## START Extracted information
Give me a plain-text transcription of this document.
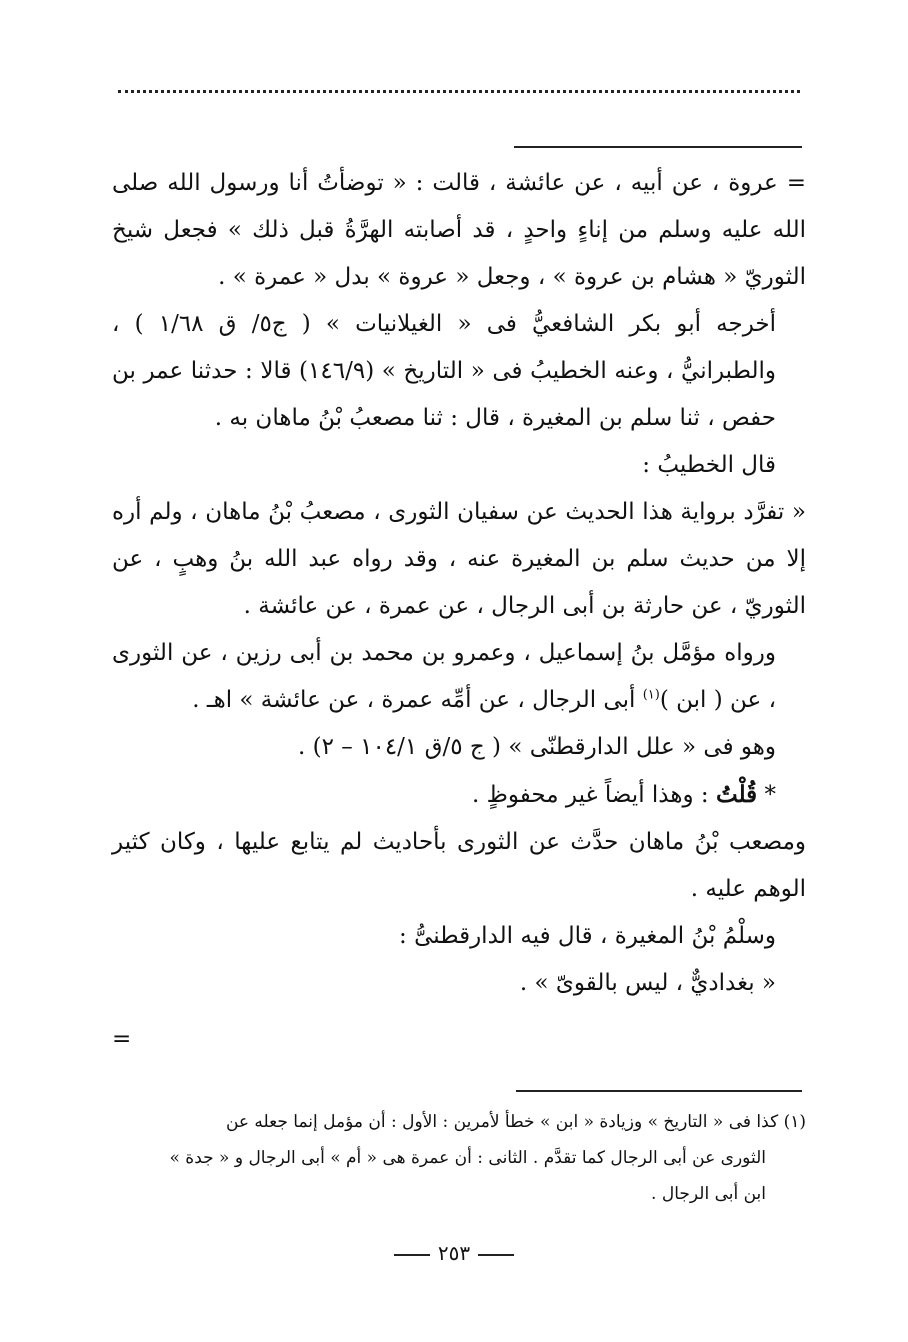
= عروة ، عن أبيه ، عن عائشة ، قالت : « توضأتُ أنا ورسول الله صلى الله عليه وسلم من إناءٍ واحدٍ ، قد أصابته الهرَّةُ قبل ذلك » فجعل شيخ الثوريّ « هشام بن عروة » ، وجعل « عروة » بدل « عمرة » .

أخرجه أبو بكر الشافعيُّ فى « الغيلانيات » ( ج٥/ ق ١/٦٨ ) ، والطبرانيُّ ، وعنه الخطيبُ فى « التاريخ » (١٤٦/٩) قالا : حدثنا عمر بن حفص ، ثنا سلم بن المغيرة ، قال : ثنا مصعبُ بْنُ ماهان به .

قال الخطيبُ :

« تفرَّد برواية هذا الحديث عن سفيان الثورى ، مصعبُ بْنُ ماهان ، ولم أره إلا من حديث سلم بن المغيرة عنه ، وقد رواه عبد الله بنُ وهبٍ ، عن الثوريّ ، عن حارثة بن أبى الرجال ، عن عمرة ، عن عائشة .

ورواه مؤمَّل بنُ إسماعيل ، وعمرو بن محمد بن أبى رزين ، عن الثورى ، عن ( ابن )$^{(١)}$ أبى الرجال ، عن أمِّه عمرة ، عن عائشة » اهـ .

وهو فى « علل الدارقطنّى » ( ج ٥/ق ١٠٤/١ – ٢) .

* قُلْتُ : وهذا أيضاً غير محفوظٍ .

ومصعب بْنُ ماهان حدَّث عن الثورى بأحاديث لم يتابع عليها ، وكان كثير الوهم عليه .

وسلْمُ بْنُ المغيرة ، قال فيه الدارقطنىُّ :

« بغداديٌّ ، ليس بالقوىّ » .

=

(١) كذا فى « التاريخ » وزيادة « ابن » خطأ لأمرين : الأول : أن مؤمل إنما جعله عن

الثورى عن أبى الرجال كما تقدَّم . الثانى : أن عمرة هى « أم » أبى الرجال و « جدة »

ابن أبى الرجال .

٢٥٣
## END Extracted information
- _What is required_: Copy the entries above faithfully and omit every image.

- _Reply_:
Give me a plain-text transcription of this document.
= عروة ، عن أبيه ، عن عائشة ، قالت : « توضأتُ أنا ورسول الله صلى الله عليه وسلم من إناءٍ واحدٍ ، قد أصابته الهرَّةُ قبل ذلك » فجعل شيخ الثوريّ « هشام بن عروة » ، وجعل « عروة » بدل « عمرة » .

أخرجه أبو بكر الشافعيُّ فى « الغيلانيات » ( ج٥/ ق ١/٦٨ ) ، والطبرانيُّ ، وعنه الخطيبُ فى « التاريخ » (١٤٦/٩) قالا : حدثنا عمر بن حفص ، ثنا سلم بن المغيرة ، قال : ثنا مصعبُ بْنُ ماهان به .

قال الخطيبُ :

« تفرَّد برواية هذا الحديث عن سفيان الثورى ، مصعبُ بْنُ ماهان ، ولم أره إلا من حديث سلم بن المغيرة عنه ، وقد رواه عبد الله بنُ وهبٍ ، عن الثوريّ ، عن حارثة بن أبى الرجال ، عن عمرة ، عن عائشة .

ورواه مؤمَّل بنُ إسماعيل ، وعمرو بن محمد بن أبى رزين ، عن الثورى ، عن ( ابن )$^{(١)}$ أبى الرجال ، عن أمِّه عمرة ، عن عائشة » اهـ .

وهو فى « علل الدارقطنّى » ( ج ٥/ق ١٠٤/١ – ٢) .

* قُلْتُ : وهذا أيضاً غير محفوظٍ .

ومصعب بْنُ ماهان حدَّث عن الثورى بأحاديث لم يتابع عليها ، وكان كثير الوهم عليه .

وسلْمُ بْنُ المغيرة ، قال فيه الدارقطنىُّ :

« بغداديٌّ ، ليس بالقوىّ » .

=

(١) كذا فى « التاريخ » وزيادة « ابن » خطأ لأمرين : الأول : أن مؤمل إنما جعله عن

الثورى عن أبى الرجال كما تقدَّم . الثانى : أن عمرة هى « أم » أبى الرجال و « جدة »

ابن أبى الرجال .

٢٥٣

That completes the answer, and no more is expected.